▸ **Stated exercise**:
Filter the listing below, copying every line in which the word "Jaśkiewicz" appears.
________________________
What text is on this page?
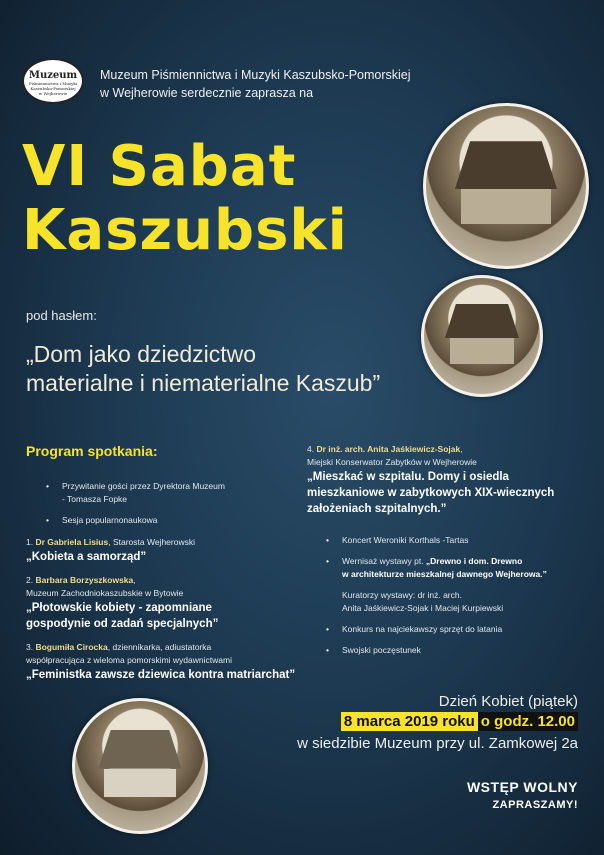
Muzeum
Piśmiennictwa i Muzyki
Kaszubsko-Pomorskiej
w Wejherowie
Muzeum Piśmiennictwa i Muzyki Kaszubsko-Pomorskiej
w Wejherowie serdecznie zaprasza na
VI Sabat
Kaszubski
pod hasłem:
„Dom jako dziedzictwo
materialne i niematerialne Kaszub”
Program spotkania:
• Przywitanie gości przez Dyrektora Muzeum
- Tomasza Fopke
• Sesja popularnonaukowa
1. Dr Gabriela Lisius, Starosta Wejherowski
„Kobieta a samorząd”
2. Barbara Borzyszkowska,
Muzeum Zachodniokaszubskie w Bytowie
„Płotowskie kobiety - zapomniane
gospodynie od zadań specjalnych”
3. Bogumiła Cirocka, dziennikarka, adiustatorka
współpracująca z wieloma pomorskimi wydawnictwami
„Feministka zawsze dziewica kontra matriarchat”
4. Dr inż. arch. Anita Jaśkiewicz-Sojak,
Miejski Konserwator Zabytków w Wejherowie
„Mieszkać w szpitalu. Domy i osiedla
mieszkaniowe w zabytkowych XIX-wiecznych
założeniach szpitalnych.”
• Koncert Weroniki Korthals -Tartas
• Wernisaż wystawy pt. „Drewno i dom. Drewno
w architekturze mieszkalnej dawnego Wejherowa.”
Kuratorzy wystawy: dr inż. arch.
Anita Jaśkiewicz-Sojak i Maciej Kurpiewski
• Konkurs na najciekawszy sprzęt do latania
• Swojski poczęstunek
Dzień Kobiet (piątek)
8 marca 2019 roku o godz. 12.00
w siedzibie Muzeum przy ul. Zamkowej 2a
WSTĘP WOLNY
ZAPRASZAMY!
________________________
▸ **Correct output**:
4. Dr inż. arch. Anita Jaśkiewicz-Sojak,
Anita Jaśkiewicz-Sojak i Maciej Kurpiewski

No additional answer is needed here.